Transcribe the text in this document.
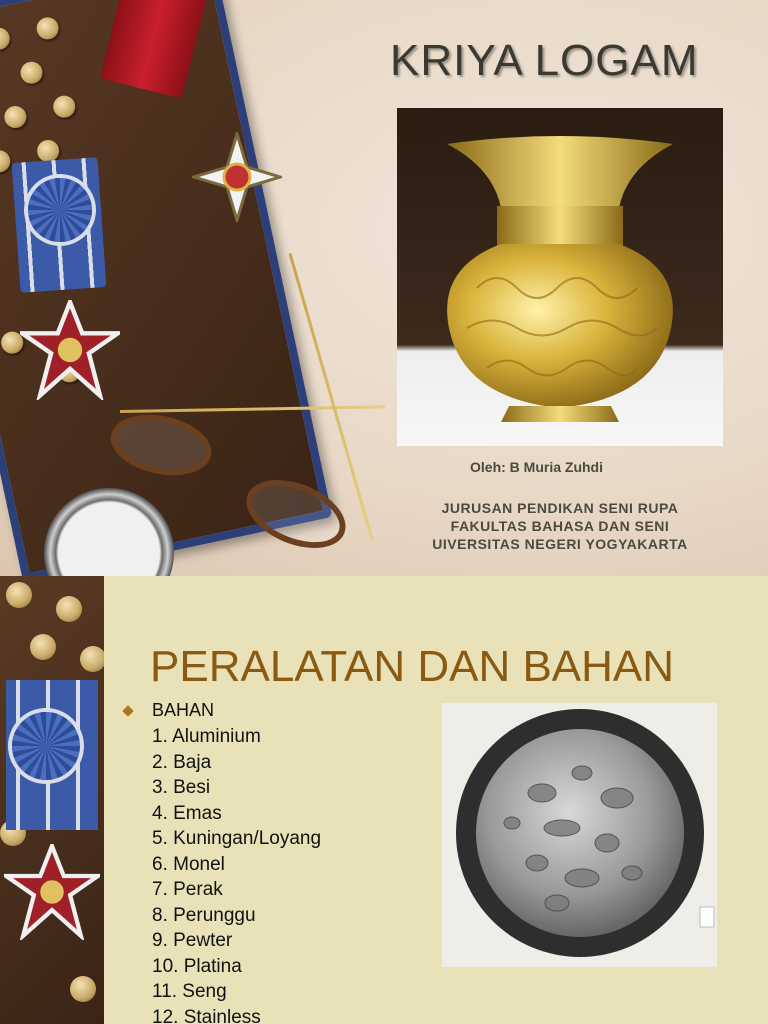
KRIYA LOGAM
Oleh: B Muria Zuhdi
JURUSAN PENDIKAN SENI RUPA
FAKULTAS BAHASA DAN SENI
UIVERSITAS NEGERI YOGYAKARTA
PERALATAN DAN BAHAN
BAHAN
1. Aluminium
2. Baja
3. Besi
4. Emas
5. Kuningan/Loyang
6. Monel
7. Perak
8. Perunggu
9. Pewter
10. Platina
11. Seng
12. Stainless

____

» EXERCISE GOAL: Using the material above, work out how many lines contain the string "SENI". Give that number alone.

» WRITTEN ANSWER: 2